_Task objective_: Copy each line that has the string "title" somewhere in it.

_Extracted entries_:
# # # #
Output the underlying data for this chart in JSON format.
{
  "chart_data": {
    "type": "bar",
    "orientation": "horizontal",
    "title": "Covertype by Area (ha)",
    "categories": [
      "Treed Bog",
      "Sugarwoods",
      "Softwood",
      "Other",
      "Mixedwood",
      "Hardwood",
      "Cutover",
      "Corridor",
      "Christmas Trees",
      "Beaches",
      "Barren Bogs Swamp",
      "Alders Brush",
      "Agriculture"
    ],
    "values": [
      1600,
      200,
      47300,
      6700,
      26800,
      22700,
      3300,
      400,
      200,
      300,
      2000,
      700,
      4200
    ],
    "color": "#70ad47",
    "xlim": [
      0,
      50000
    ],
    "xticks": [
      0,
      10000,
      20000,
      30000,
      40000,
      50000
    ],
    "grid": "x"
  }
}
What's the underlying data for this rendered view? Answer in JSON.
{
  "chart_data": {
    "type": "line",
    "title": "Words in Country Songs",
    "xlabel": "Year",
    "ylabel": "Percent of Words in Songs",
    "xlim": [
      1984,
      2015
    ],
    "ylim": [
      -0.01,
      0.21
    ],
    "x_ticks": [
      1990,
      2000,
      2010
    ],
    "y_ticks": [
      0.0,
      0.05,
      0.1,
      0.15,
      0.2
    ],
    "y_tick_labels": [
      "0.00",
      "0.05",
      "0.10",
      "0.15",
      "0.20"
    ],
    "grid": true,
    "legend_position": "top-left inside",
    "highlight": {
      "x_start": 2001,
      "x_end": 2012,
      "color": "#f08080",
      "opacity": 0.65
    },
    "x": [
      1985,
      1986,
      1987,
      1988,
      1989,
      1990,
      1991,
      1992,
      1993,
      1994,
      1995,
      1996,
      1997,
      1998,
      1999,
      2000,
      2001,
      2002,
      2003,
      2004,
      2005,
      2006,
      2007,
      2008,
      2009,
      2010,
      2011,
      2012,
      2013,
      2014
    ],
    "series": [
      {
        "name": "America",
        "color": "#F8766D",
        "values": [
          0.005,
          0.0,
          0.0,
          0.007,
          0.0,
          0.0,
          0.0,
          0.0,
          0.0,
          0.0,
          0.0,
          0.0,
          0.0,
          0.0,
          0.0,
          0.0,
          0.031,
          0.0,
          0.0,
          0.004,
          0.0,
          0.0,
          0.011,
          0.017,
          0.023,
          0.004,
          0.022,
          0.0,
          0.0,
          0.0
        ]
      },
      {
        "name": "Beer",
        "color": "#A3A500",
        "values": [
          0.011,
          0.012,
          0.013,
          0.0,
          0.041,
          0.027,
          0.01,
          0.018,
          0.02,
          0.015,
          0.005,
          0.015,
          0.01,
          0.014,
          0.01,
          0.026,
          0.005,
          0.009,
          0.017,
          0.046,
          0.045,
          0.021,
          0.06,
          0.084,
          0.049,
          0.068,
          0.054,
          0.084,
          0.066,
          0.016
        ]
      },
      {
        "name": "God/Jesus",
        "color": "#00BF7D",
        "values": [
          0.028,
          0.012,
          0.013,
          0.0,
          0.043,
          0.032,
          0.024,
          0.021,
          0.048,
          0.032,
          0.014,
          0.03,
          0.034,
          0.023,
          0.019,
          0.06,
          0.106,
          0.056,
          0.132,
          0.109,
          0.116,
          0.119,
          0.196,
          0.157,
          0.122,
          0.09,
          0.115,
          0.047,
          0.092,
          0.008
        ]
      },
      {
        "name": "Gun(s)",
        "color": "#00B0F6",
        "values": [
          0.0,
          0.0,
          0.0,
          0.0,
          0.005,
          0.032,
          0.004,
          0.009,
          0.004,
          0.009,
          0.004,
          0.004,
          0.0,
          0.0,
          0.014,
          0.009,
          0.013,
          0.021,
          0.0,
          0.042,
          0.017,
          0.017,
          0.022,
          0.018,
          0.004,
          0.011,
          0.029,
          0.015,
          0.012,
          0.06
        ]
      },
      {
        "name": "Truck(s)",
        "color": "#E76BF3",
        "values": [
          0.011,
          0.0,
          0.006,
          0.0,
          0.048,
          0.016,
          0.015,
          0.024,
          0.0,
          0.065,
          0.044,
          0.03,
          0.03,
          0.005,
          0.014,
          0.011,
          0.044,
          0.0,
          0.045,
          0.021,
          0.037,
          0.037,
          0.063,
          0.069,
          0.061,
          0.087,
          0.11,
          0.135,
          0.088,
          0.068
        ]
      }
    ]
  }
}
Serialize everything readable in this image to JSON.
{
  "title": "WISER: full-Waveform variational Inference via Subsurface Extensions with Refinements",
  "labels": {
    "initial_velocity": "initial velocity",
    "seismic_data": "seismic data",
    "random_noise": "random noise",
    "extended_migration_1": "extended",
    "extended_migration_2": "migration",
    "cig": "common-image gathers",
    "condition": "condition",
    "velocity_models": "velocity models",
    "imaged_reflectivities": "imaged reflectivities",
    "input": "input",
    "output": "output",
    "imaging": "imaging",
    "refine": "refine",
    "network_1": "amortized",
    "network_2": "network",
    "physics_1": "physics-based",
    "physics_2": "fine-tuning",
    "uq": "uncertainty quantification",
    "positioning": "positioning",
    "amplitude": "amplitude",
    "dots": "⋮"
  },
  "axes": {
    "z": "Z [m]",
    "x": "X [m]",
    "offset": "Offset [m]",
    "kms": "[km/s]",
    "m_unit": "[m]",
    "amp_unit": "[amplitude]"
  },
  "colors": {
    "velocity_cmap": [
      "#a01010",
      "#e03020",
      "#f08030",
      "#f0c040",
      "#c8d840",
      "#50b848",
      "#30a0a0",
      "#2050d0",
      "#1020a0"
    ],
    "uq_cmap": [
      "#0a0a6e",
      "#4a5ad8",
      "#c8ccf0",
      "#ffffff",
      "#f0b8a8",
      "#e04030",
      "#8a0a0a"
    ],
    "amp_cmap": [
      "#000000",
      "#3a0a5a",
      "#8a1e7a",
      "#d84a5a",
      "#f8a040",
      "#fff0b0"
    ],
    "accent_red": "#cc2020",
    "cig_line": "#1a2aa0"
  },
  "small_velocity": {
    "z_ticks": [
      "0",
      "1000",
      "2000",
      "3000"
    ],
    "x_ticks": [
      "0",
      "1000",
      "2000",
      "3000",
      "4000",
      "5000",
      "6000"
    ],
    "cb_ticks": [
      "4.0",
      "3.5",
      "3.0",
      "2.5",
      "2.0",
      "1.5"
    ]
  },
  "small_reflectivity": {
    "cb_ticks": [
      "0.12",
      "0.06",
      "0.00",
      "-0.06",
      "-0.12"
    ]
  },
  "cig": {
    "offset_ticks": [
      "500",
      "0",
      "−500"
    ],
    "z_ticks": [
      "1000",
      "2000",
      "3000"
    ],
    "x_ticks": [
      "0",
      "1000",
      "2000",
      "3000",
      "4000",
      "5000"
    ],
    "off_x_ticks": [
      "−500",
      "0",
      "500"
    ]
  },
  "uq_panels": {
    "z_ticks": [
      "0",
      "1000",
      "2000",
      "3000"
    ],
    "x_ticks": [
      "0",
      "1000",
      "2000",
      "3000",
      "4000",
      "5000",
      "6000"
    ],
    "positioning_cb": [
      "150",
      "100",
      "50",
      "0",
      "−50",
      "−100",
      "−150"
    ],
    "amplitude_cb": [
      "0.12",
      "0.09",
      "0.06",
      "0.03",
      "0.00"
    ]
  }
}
# # # #
_Result for this exercise_:
    "title": "Covertype by Area (ha)",
    "title": "Words in Country Songs",
  "title": "WISER: full-Waveform variational Inference via Subsurface Extensions with Refinements",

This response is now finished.